◆ WORK INSTRUCTIONS:
Give the material once more, word for word, without any images.

⟨

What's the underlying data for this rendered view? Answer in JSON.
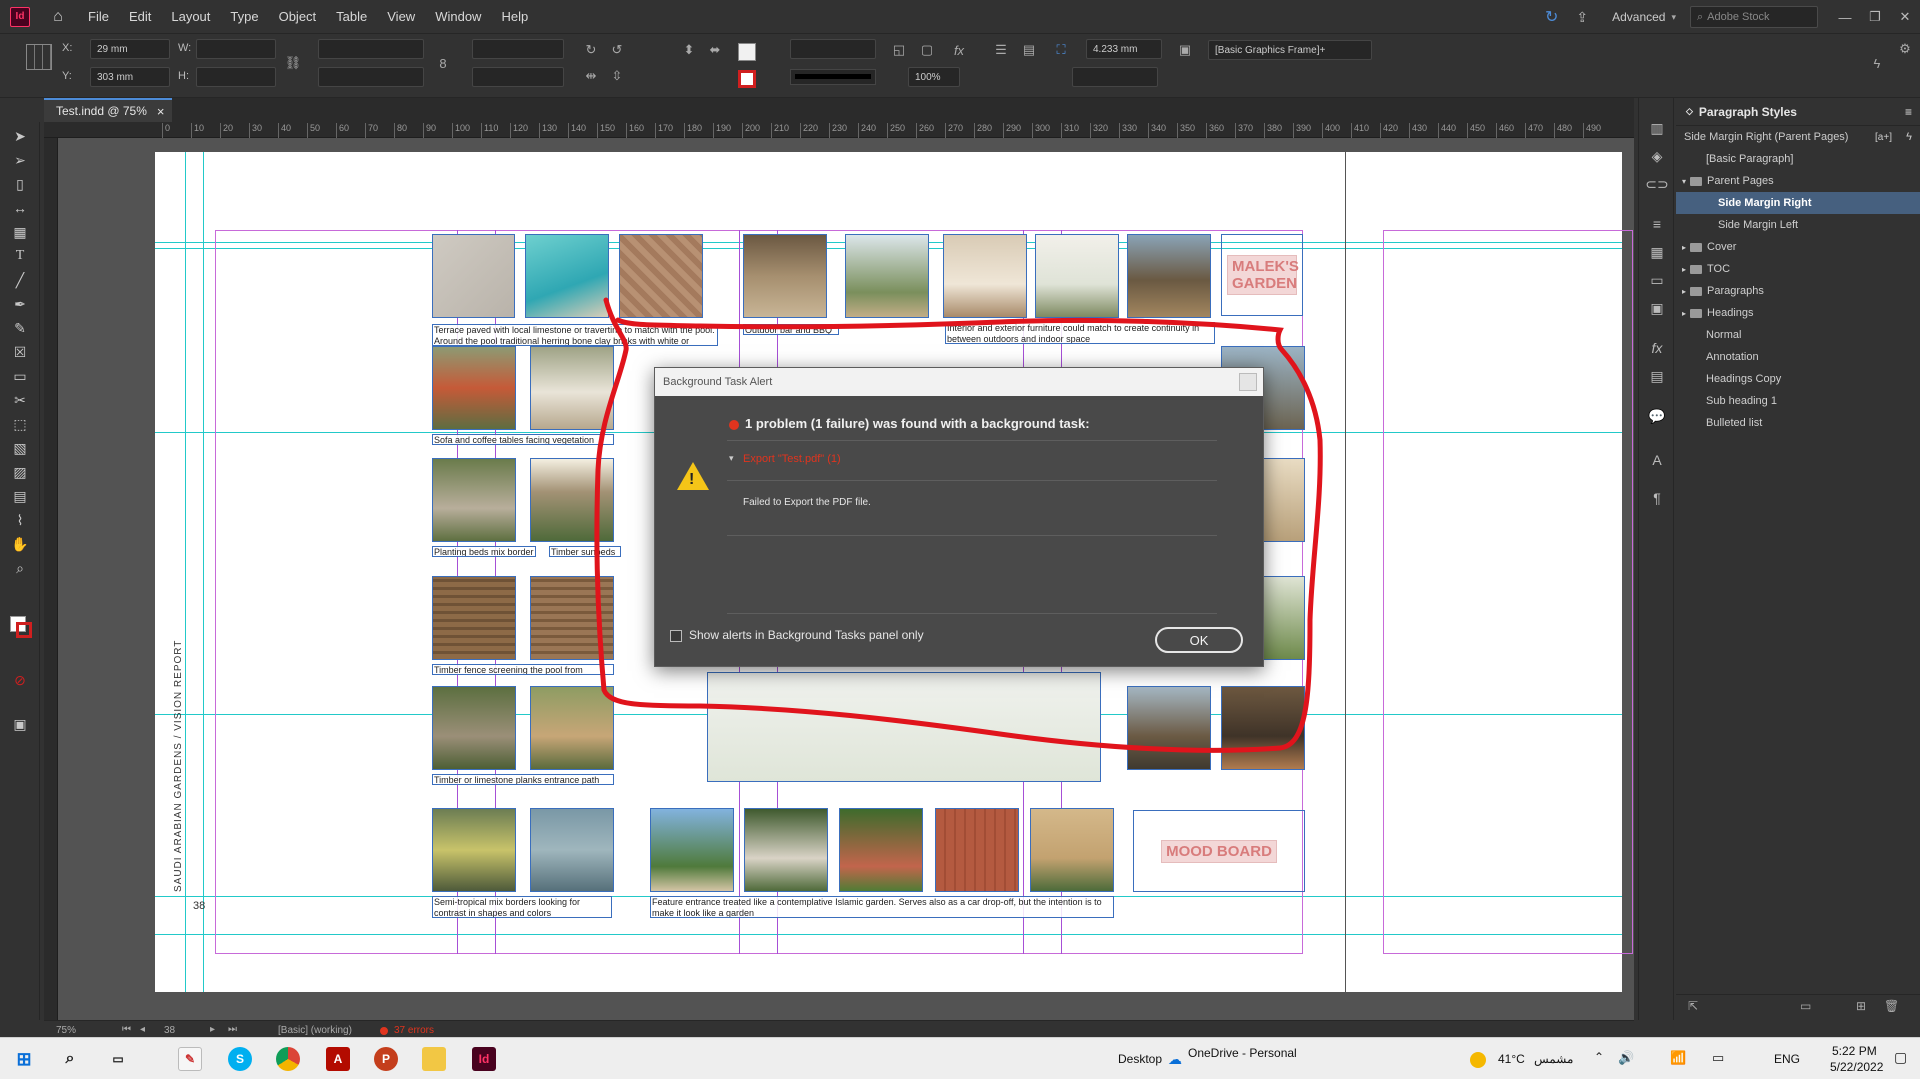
{
  "app": {
    "logo": "Id",
    "menus": [
      "File",
      "Edit",
      "Layout",
      "Type",
      "Object",
      "Table",
      "View",
      "Window",
      "Help"
    ],
    "workspace": "Advanced",
    "search_placeholder": "Adobe Stock"
  },
  "control_bar": {
    "x_label": "X:",
    "x_value": "29 mm",
    "y_label": "Y:",
    "y_value": "303 mm",
    "w_label": "W:",
    "h_label": "H:",
    "stroke_weight": "4.233 mm",
    "zoom_percent": "100%",
    "object_style": "[Basic Graphics Frame]+"
  },
  "document_tab": {
    "title": "Test.indd @ 75%",
    "close": "×"
  },
  "ruler_marks": [
    "0",
    "10",
    "20",
    "30",
    "40",
    "50",
    "60",
    "70",
    "80",
    "90",
    "100",
    "110",
    "120",
    "130",
    "140",
    "150",
    "160",
    "170",
    "180",
    "190",
    "200",
    "210",
    "220",
    "230",
    "240",
    "250",
    "260",
    "270",
    "280",
    "290",
    "300",
    "310",
    "320",
    "330",
    "340",
    "350",
    "360",
    "370",
    "380",
    "390",
    "400",
    "410",
    "420",
    "430",
    "440",
    "450",
    "460",
    "470",
    "480",
    "490",
    "500",
    "510"
  ],
  "page": {
    "vertical_title": "SAUDI ARABIAN GARDENS / VISION REPORT",
    "page_number": "38",
    "title_top": "MALEK'S GARDEN",
    "title_bottom": "MOOD BOARD",
    "captions": {
      "c1": "Terrace paved with local limestone or travertine to match with the pool. Around the pool traditional herring bone clay bricks with white or",
      "c2": "Outdoor bar and BBQ",
      "c3": "Interior and exterior furniture could match to create continuity in between outdoors and indoor space",
      "c4": "Sofa and coffee tables facing vegetation",
      "c5": "Planting beds mix border",
      "c6": "Timber sunbeds",
      "c7": "Timber fence screening the pool from visitors",
      "c8": "Timber or limestone planks entrance path",
      "c9": "Semi-tropical mix borders looking for contrast in shapes and colors",
      "c10": "Feature entrance treated like a contemplative Islamic garden. Serves also as a car drop-off, but the intention is to make it look like a garden"
    }
  },
  "dialog": {
    "title": "Background Task Alert",
    "heading": "1 problem (1 failure) was found with a background task:",
    "task_name": "Export \"Test.pdf\" (1)",
    "message": "Failed to Export the PDF file.",
    "checkbox_label": "Show alerts in Background Tasks panel only",
    "ok_label": "OK"
  },
  "paragraph_styles": {
    "panel_title": "Paragraph Styles",
    "current_style": "Side Margin Right (Parent Pages)",
    "items": [
      {
        "label": "[Basic Paragraph]",
        "indent": 1,
        "folder": false,
        "selected": false
      },
      {
        "label": "Parent Pages",
        "indent": 0,
        "folder": true,
        "selected": false
      },
      {
        "label": "Side Margin Right",
        "indent": 2,
        "folder": false,
        "selected": true
      },
      {
        "label": "Side Margin Left",
        "indent": 2,
        "folder": false,
        "selected": false
      },
      {
        "label": "Cover",
        "indent": 0,
        "folder": true,
        "selected": false
      },
      {
        "label": "TOC",
        "indent": 0,
        "folder": true,
        "selected": false
      },
      {
        "label": "Paragraphs",
        "indent": 0,
        "folder": true,
        "selected": false
      },
      {
        "label": "Headings",
        "indent": 0,
        "folder": true,
        "selected": false
      },
      {
        "label": "Normal",
        "indent": 1,
        "folder": false,
        "selected": false
      },
      {
        "label": "Annotation",
        "indent": 1,
        "folder": false,
        "selected": false
      },
      {
        "label": "Headings Copy",
        "indent": 1,
        "folder": false,
        "selected": false
      },
      {
        "label": "Sub heading 1",
        "indent": 1,
        "folder": false,
        "selected": false
      },
      {
        "label": "Bulleted list",
        "indent": 1,
        "folder": false,
        "selected": false
      }
    ]
  },
  "status_bar": {
    "zoom": "75%",
    "page": "38",
    "preflight_profile": "[Basic] (working)",
    "errors": "37 errors"
  },
  "taskbar": {
    "desktop_label": "Desktop",
    "onedrive_label": "OneDrive - Personal",
    "temperature": "41°C",
    "weather_text": "مشمس",
    "language": "ENG",
    "time": "5:22 PM",
    "date": "5/22/2022"
  }
}
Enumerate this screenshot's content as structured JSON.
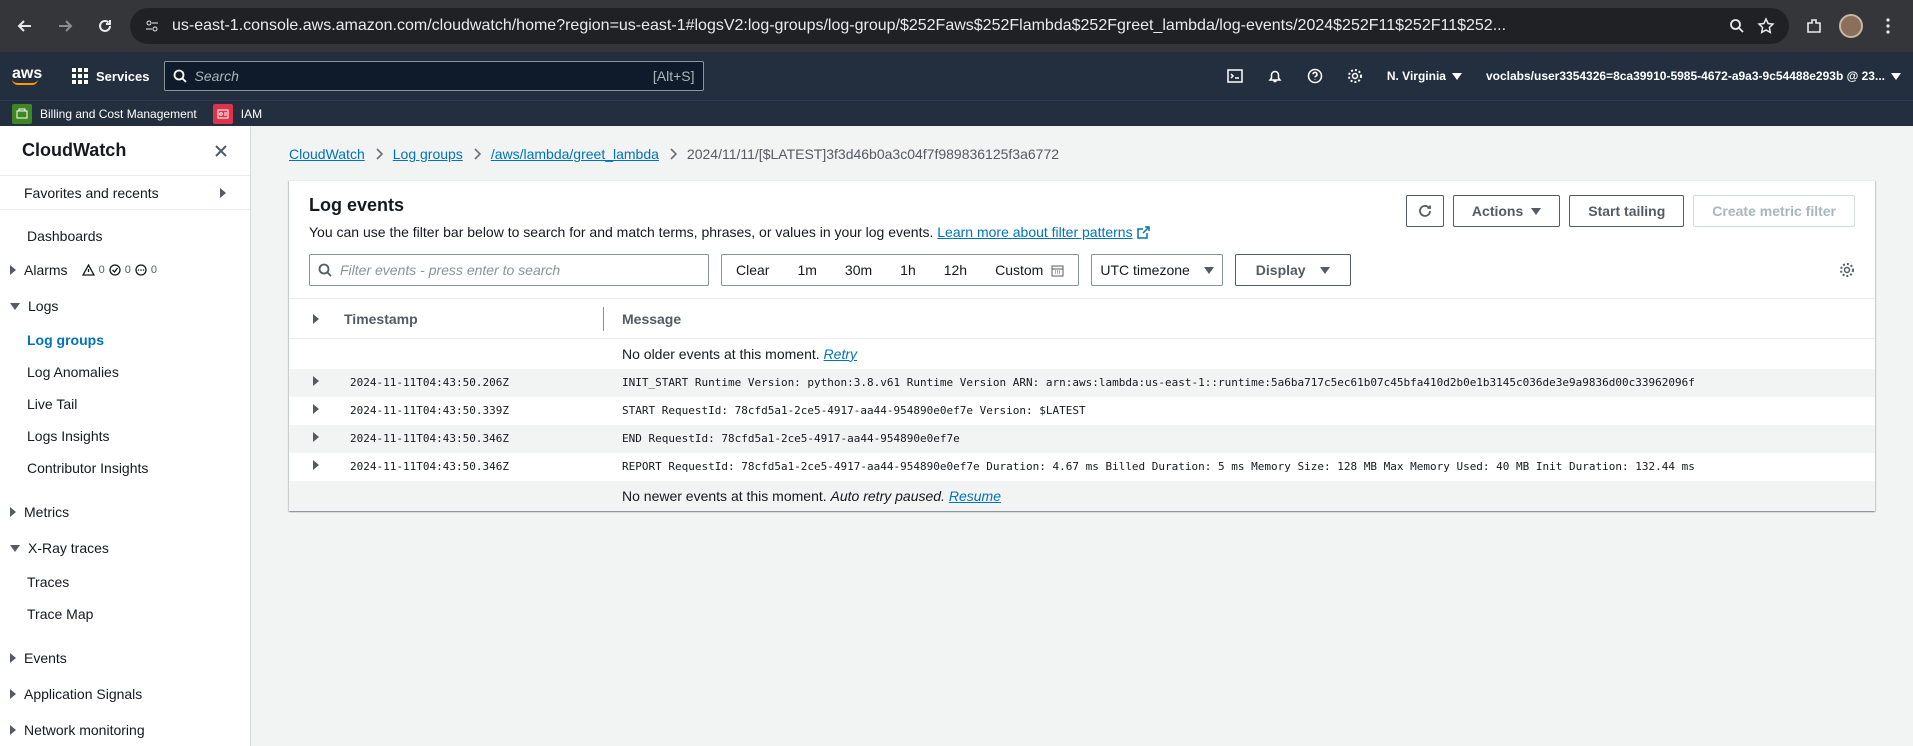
{
  "browser": {
    "url": "us-east-1.console.aws.amazon.com/cloudwatch/home?region=us-east-1#logsV2:log-groups/log-group/$252Faws$252Flambda$252Fgreet_lambda/log-events/2024$252F11$252F11$252..."
  },
  "awsnav": {
    "logo": "aws",
    "services_label": "Services",
    "search_placeholder": "Search",
    "search_shortcut": "[Alt+S]",
    "region": "N. Virginia",
    "account": "voclabs/user3354326=8ca39910-5985-4672-a9a3-9c54488e293b @ 23..."
  },
  "favbar": {
    "items": [
      {
        "label": "Billing and Cost Management",
        "color": "#3f8624"
      },
      {
        "label": "IAM",
        "color": "#dd344c"
      }
    ]
  },
  "sidenav": {
    "title": "CloudWatch",
    "favorites": "Favorites and recents",
    "dashboards": "Dashboards",
    "alarms": "Alarms",
    "alarm_counts": [
      "0",
      "0",
      "0"
    ],
    "logs": "Logs",
    "log_items": [
      "Log groups",
      "Log Anomalies",
      "Live Tail",
      "Logs Insights",
      "Contributor Insights"
    ],
    "metrics": "Metrics",
    "xray": "X-Ray traces",
    "xray_items": [
      "Traces",
      "Trace Map"
    ],
    "events": "Events",
    "app_signals": "Application Signals",
    "network": "Network monitoring"
  },
  "breadcrumb": {
    "items": [
      "CloudWatch",
      "Log groups",
      "/aws/lambda/greet_lambda"
    ],
    "current": "2024/11/11/[$LATEST]3f3d46b0a3c04f7f989836125f3a6772"
  },
  "panel": {
    "title": "Log events",
    "desc": "You can use the filter bar below to search for and match terms, phrases, or values in your log events.",
    "learn_more": "Learn more about filter patterns",
    "actions_label": "Actions",
    "start_tailing": "Start tailing",
    "create_metric": "Create metric filter",
    "filter_placeholder": "Filter events - press enter to search",
    "time_buttons": [
      "Clear",
      "1m",
      "30m",
      "1h",
      "12h"
    ],
    "custom": "Custom",
    "timezone": "UTC timezone",
    "display": "Display",
    "col_timestamp": "Timestamp",
    "col_message": "Message",
    "no_older": "No older events at this moment.",
    "retry": "Retry",
    "no_newer": "No newer events at this moment.",
    "auto_retry": "Auto retry paused.",
    "resume": "Resume"
  },
  "events": [
    {
      "ts": "2024-11-11T04:43:50.206Z",
      "msg": "INIT_START Runtime Version: python:3.8.v61 Runtime Version ARN: arn:aws:lambda:us-east-1::runtime:5a6ba717c5ec61b07c45bfa410d2b0e1b3145c036de3e9a9836d00c33962096f"
    },
    {
      "ts": "2024-11-11T04:43:50.339Z",
      "msg": "START RequestId: 78cfd5a1-2ce5-4917-aa44-954890e0ef7e Version: $LATEST"
    },
    {
      "ts": "2024-11-11T04:43:50.346Z",
      "msg": "END RequestId: 78cfd5a1-2ce5-4917-aa44-954890e0ef7e"
    },
    {
      "ts": "2024-11-11T04:43:50.346Z",
      "msg": "REPORT RequestId: 78cfd5a1-2ce5-4917-aa44-954890e0ef7e Duration: 4.67 ms Billed Duration: 5 ms Memory Size: 128 MB Max Memory Used: 40 MB Init Duration: 132.44 ms"
    }
  ]
}
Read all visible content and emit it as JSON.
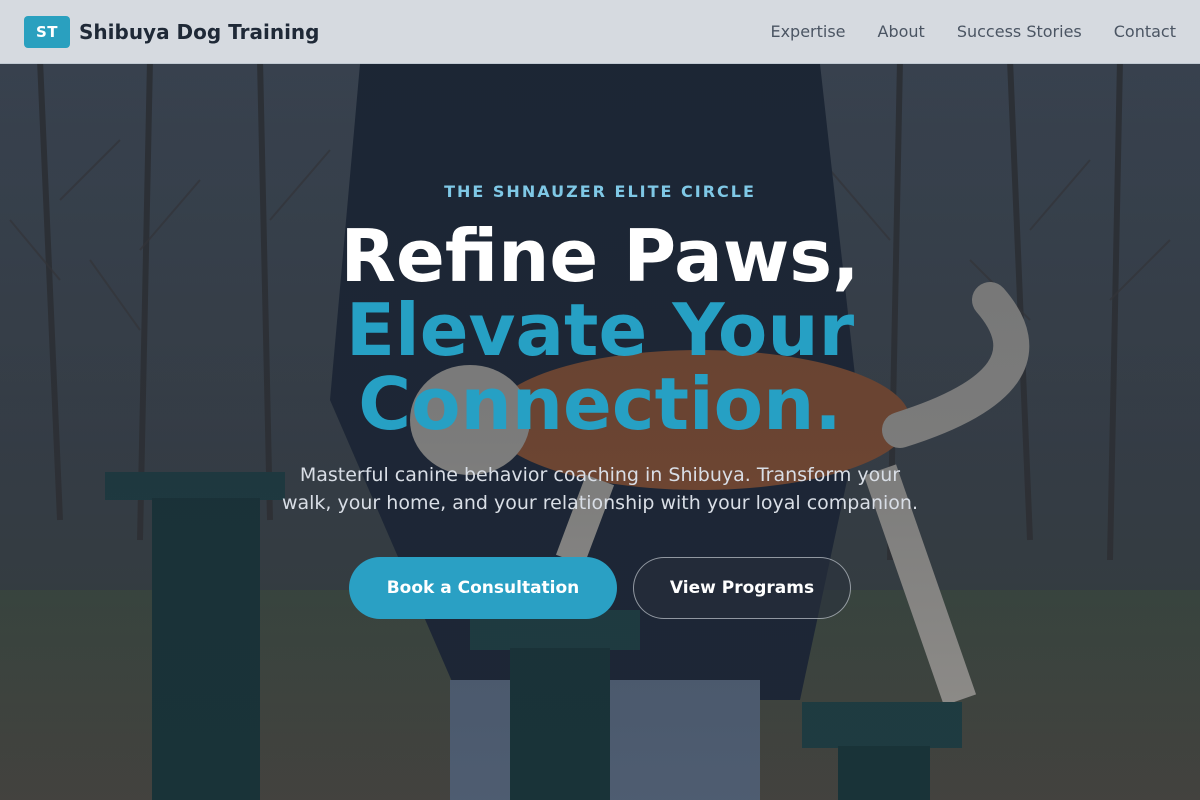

⟩

◆ RIGHT ANSWER:
What's the underlying data for this rendered view? Answer in JSON.
{
  "app": {
    "logo": "Id",
    "menus": [
      "File",
      "Edit",
      "Layout",
      "Type",
      "Object",
      "Table",
      "View",
      "Window",
      "Help"
    ],
    "workspace": "Advanced",
    "search_placeholder": "Adobe Stock"
  },
  "control_bar": {
    "x_label": "X:",
    "x_value": "29 mm",
    "y_label": "Y:",
    "y_value": "303 mm",
    "w_label": "W:",
    "h_label": "H:",
    "stroke_weight": "4.233 mm",
    "zoom_percent": "100%",
    "object_style": "[Basic Graphics Frame]+"
  },
  "document_tab": {
    "title": "Test.indd @ 75%",
    "close": "×"
  },
  "ruler_marks": [
    "0",
    "10",
    "20",
    "30",
    "40",
    "50",
    "60",
    "70",
    "80",
    "90",
    "100",
    "110",
    "120",
    "130",
    "140",
    "150",
    "160",
    "170",
    "180",
    "190",
    "200",
    "210",
    "220",
    "230",
    "240",
    "250",
    "260",
    "270",
    "280",
    "290",
    "300",
    "310",
    "320",
    "330",
    "340",
    "350",
    "360",
    "370",
    "380",
    "390",
    "400",
    "410",
    "420",
    "430",
    "440",
    "450",
    "460",
    "470",
    "480",
    "490",
    "500",
    "510"
  ],
  "page": {
    "vertical_title": "SAUDI ARABIAN GARDENS / VISION REPORT",
    "page_number": "38",
    "title_top": "MALEK'S GARDEN",
    "title_bottom": "MOOD BOARD",
    "captions": {
      "c1": "Terrace paved with local limestone or travertine to match with the pool. Around the pool traditional herring bone clay bricks with white or",
      "c2": "Outdoor bar and BBQ",
      "c3": "Interior and exterior furniture could match to create continuity in between outdoors and indoor space",
      "c4": "Sofa and coffee tables facing vegetation",
      "c5": "Planting beds mix border",
      "c6": "Timber sunbeds",
      "c7": "Timber fence screening the pool from visitors",
      "c8": "Timber or limestone planks entrance path",
      "c9": "Semi-tropical mix borders looking for contrast in shapes and colors",
      "c10": "Feature entrance treated like a contemplative Islamic garden. Serves also as a car drop-off, but the intention is to make it look like a garden"
    }
  },
  "dialog": {
    "title": "Background Task Alert",
    "heading": "1 problem (1 failure) was found with a background task:",
    "task_name": "Export \"Test.pdf\" (1)",
    "message": "Failed to Export the PDF file.",
    "checkbox_label": "Show alerts in Background Tasks panel only",
    "ok_label": "OK"
  },
  "paragraph_styles": {
    "panel_title": "Paragraph Styles",
    "current_style": "Side Margin Right (Parent Pages)",
    "items": [
      {
        "label": "[Basic Paragraph]",
        "indent": 1,
        "folder": false,
        "selected": false
      },
      {
        "label": "Parent Pages",
        "indent": 0,
        "folder": true,
        "selected": false
      },
      {
        "label": "Side Margin Right",
        "indent": 2,
        "folder": false,
        "selected": true
      },
      {
        "label": "Side Margin Left",
        "indent": 2,
        "folder": false,
        "selected": false
      },
      {
        "label": "Cover",
        "indent": 0,
        "folder": true,
        "selected": false
      },
      {
        "label": "TOC",
        "indent": 0,
        "folder": true,
        "selected": false
      },
      {
        "label": "Paragraphs",
        "indent": 0,
        "folder": true,
        "selected": false
      },
      {
        "label": "Headings",
        "indent": 0,
        "folder": true,
        "selected": false
      },
      {
        "label": "Normal",
        "indent": 1,
        "folder": false,
        "selected": false
      },
      {
        "label": "Annotation",
        "indent": 1,
        "folder": false,
        "selected": false
      },
      {
        "label": "Headings Copy",
        "indent": 1,
        "folder": false,
        "selected": false
      },
      {
        "label": "Sub heading 1",
        "indent": 1,
        "folder": false,
        "selected": false
      },
      {
        "label": "Bulleted list",
        "indent": 1,
        "folder": false,
        "selected": false
      }
    ]
  },
  "status_bar": {
    "zoom": "75%",
    "page": "38",
    "preflight_profile": "[Basic] (working)",
    "errors": "37 errors"
  },
  "taskbar": {
    "desktop_label": "Desktop",
    "onedrive_label": "OneDrive - Personal",
    "temperature": "41°C",
    "weather_text": "مشمس",
    "language": "ENG",
    "time": "5:22 PM",
    "date": "5/22/2022"
  }
}
Enumerate this screenshot's content as structured JSON.
{
  "browser": {
    "url": "us-east-1.console.aws.amazon.com/cloudwatch/home?region=us-east-1#logsV2:log-groups/log-group/$252Faws$252Flambda$252Fgreet_lambda/log-events/2024$252F11$252F11$252..."
  },
  "awsnav": {
    "logo": "aws",
    "services_label": "Services",
    "search_placeholder": "Search",
    "search_shortcut": "[Alt+S]",
    "region": "N. Virginia",
    "account": "voclabs/user3354326=8ca39910-5985-4672-a9a3-9c54488e293b @ 23..."
  },
  "favbar": {
    "items": [
      {
        "label": "Billing and Cost Management",
        "color": "#3f8624"
      },
      {
        "label": "IAM",
        "color": "#dd344c"
      }
    ]
  },
  "sidenav": {
    "title": "CloudWatch",
    "favorites": "Favorites and recents",
    "dashboards": "Dashboards",
    "alarms": "Alarms",
    "alarm_counts": [
      "0",
      "0",
      "0"
    ],
    "logs": "Logs",
    "log_items": [
      "Log groups",
      "Log Anomalies",
      "Live Tail",
      "Logs Insights",
      "Contributor Insights"
    ],
    "metrics": "Metrics",
    "xray": "X-Ray traces",
    "xray_items": [
      "Traces",
      "Trace Map"
    ],
    "events": "Events",
    "app_signals": "Application Signals",
    "network": "Network monitoring"
  },
  "breadcrumb": {
    "items": [
      "CloudWatch",
      "Log groups",
      "/aws/lambda/greet_lambda"
    ],
    "current": "2024/11/11/[$LATEST]3f3d46b0a3c04f7f989836125f3a6772"
  },
  "panel": {
    "title": "Log events",
    "desc": "You can use the filter bar below to search for and match terms, phrases, or values in your log events.",
    "learn_more": "Learn more about filter patterns",
    "actions_label": "Actions",
    "start_tailing": "Start tailing",
    "create_metric": "Create metric filter",
    "filter_placeholder": "Filter events - press enter to search",
    "time_buttons": [
      "Clear",
      "1m",
      "30m",
      "1h",
      "12h"
    ],
    "custom": "Custom",
    "timezone": "UTC timezone",
    "display": "Display",
    "col_timestamp": "Timestamp",
    "col_message": "Message",
    "no_older": "No older events at this moment.",
    "retry": "Retry",
    "no_newer": "No newer events at this moment.",
    "auto_retry": "Auto retry paused.",
    "resume": "Resume"
  },
  "events": [
    {
      "ts": "2024-11-11T04:43:50.206Z",
      "msg": "INIT_START Runtime Version: python:3.8.v61 Runtime Version ARN: arn:aws:lambda:us-east-1::runtime:5a6ba717c5ec61b07c45bfa410d2b0e1b3145c036de3e9a9836d00c33962096f"
    },
    {
      "ts": "2024-11-11T04:43:50.339Z",
      "msg": "START RequestId: 78cfd5a1-2ce5-4917-aa44-954890e0ef7e Version: $LATEST"
    },
    {
      "ts": "2024-11-11T04:43:50.346Z",
      "msg": "END RequestId: 78cfd5a1-2ce5-4917-aa44-954890e0ef7e"
    },
    {
      "ts": "2024-11-11T04:43:50.346Z",
      "msg": "REPORT RequestId: 78cfd5a1-2ce5-4917-aa44-954890e0ef7e Duration: 4.67 ms Billed Duration: 5 ms Memory Size: 128 MB Max Memory Used: 40 MB Init Duration: 132.44 ms"
    }
  ]
}
Read all visible content and emit it as JSON.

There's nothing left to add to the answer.